» Stored data:
============================================================
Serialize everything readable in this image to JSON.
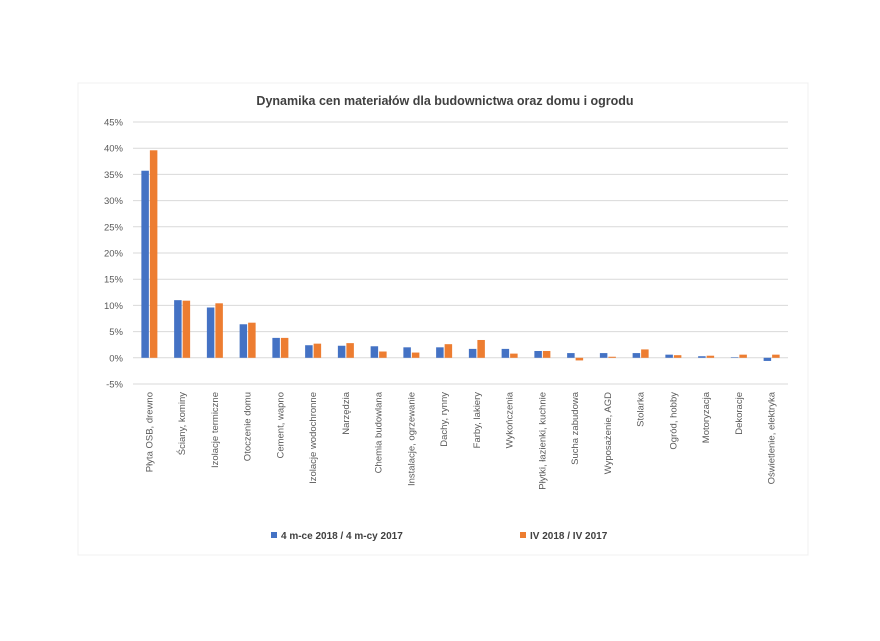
{
  "chart_data": {
    "type": "bar",
    "title": "Dynamika cen materiałów dla budownictwa oraz domu i ogrodu",
    "xlabel": "",
    "ylabel": "",
    "ylim": [
      -5,
      45
    ],
    "yticks": [
      -5,
      0,
      5,
      10,
      15,
      20,
      25,
      30,
      35,
      40,
      45
    ],
    "ytick_labels": [
      "-5%",
      "0%",
      "5%",
      "10%",
      "15%",
      "20%",
      "25%",
      "30%",
      "35%",
      "40%",
      "45%"
    ],
    "grid": true,
    "legend_position": "bottom",
    "categories": [
      "Płyta OSB, drewno",
      "Ściany, kominy",
      "Izolacje termiczne",
      "Otoczenie domu",
      "Cement, wapno",
      "Izolacje wodochronne",
      "Narzędzia",
      "Chemia budowlana",
      "Instalacje, ogrzewanie",
      "Dachy, rynny",
      "Farby, lakiery",
      "Wykończenia",
      "Płytki, łazienki, kuchnie",
      "Sucha zabudowa",
      "Wyposażenie, AGD",
      "Stolarka",
      "Ogród, hobby",
      "Motoryzacja",
      "Dekoracje",
      "Oświetlenie, elektryka"
    ],
    "series": [
      {
        "name": "4 m-ce 2018 / 4 m-cy 2017",
        "color": "#4472C4",
        "values": [
          35.7,
          11.0,
          9.6,
          6.4,
          3.8,
          2.4,
          2.3,
          2.2,
          2.0,
          2.0,
          1.7,
          1.7,
          1.3,
          0.9,
          0.9,
          0.9,
          0.6,
          0.3,
          0.1,
          -0.6
        ]
      },
      {
        "name": "IV 2018 / IV 2017",
        "color": "#ED7D31",
        "values": [
          39.6,
          10.9,
          10.4,
          6.7,
          3.8,
          2.7,
          2.8,
          1.2,
          1.0,
          2.6,
          3.4,
          0.8,
          1.3,
          -0.5,
          0.2,
          1.6,
          0.5,
          0.4,
          0.6,
          0.6
        ]
      }
    ]
  }
}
============================================================
» Task details: Repeat the listing in full and exactly. Do not include any images.

» Correct output:
Serialize everything readable in this image to JSON.
{
  "chart_data": {
    "type": "bar",
    "title": "Dynamika cen materiałów dla budownictwa oraz domu i ogrodu",
    "xlabel": "",
    "ylabel": "",
    "ylim": [
      -5,
      45
    ],
    "yticks": [
      -5,
      0,
      5,
      10,
      15,
      20,
      25,
      30,
      35,
      40,
      45
    ],
    "ytick_labels": [
      "-5%",
      "0%",
      "5%",
      "10%",
      "15%",
      "20%",
      "25%",
      "30%",
      "35%",
      "40%",
      "45%"
    ],
    "grid": true,
    "legend_position": "bottom",
    "categories": [
      "Płyta OSB, drewno",
      "Ściany, kominy",
      "Izolacje termiczne",
      "Otoczenie domu",
      "Cement, wapno",
      "Izolacje wodochronne",
      "Narzędzia",
      "Chemia budowlana",
      "Instalacje, ogrzewanie",
      "Dachy, rynny",
      "Farby, lakiery",
      "Wykończenia",
      "Płytki, łazienki, kuchnie",
      "Sucha zabudowa",
      "Wyposażenie, AGD",
      "Stolarka",
      "Ogród, hobby",
      "Motoryzacja",
      "Dekoracje",
      "Oświetlenie, elektryka"
    ],
    "series": [
      {
        "name": "4 m-ce 2018 / 4 m-cy 2017",
        "color": "#4472C4",
        "values": [
          35.7,
          11.0,
          9.6,
          6.4,
          3.8,
          2.4,
          2.3,
          2.2,
          2.0,
          2.0,
          1.7,
          1.7,
          1.3,
          0.9,
          0.9,
          0.9,
          0.6,
          0.3,
          0.1,
          -0.6
        ]
      },
      {
        "name": "IV 2018 / IV 2017",
        "color": "#ED7D31",
        "values": [
          39.6,
          10.9,
          10.4,
          6.7,
          3.8,
          2.7,
          2.8,
          1.2,
          1.0,
          2.6,
          3.4,
          0.8,
          1.3,
          -0.5,
          0.2,
          1.6,
          0.5,
          0.4,
          0.6,
          0.6
        ]
      }
    ]
  }
}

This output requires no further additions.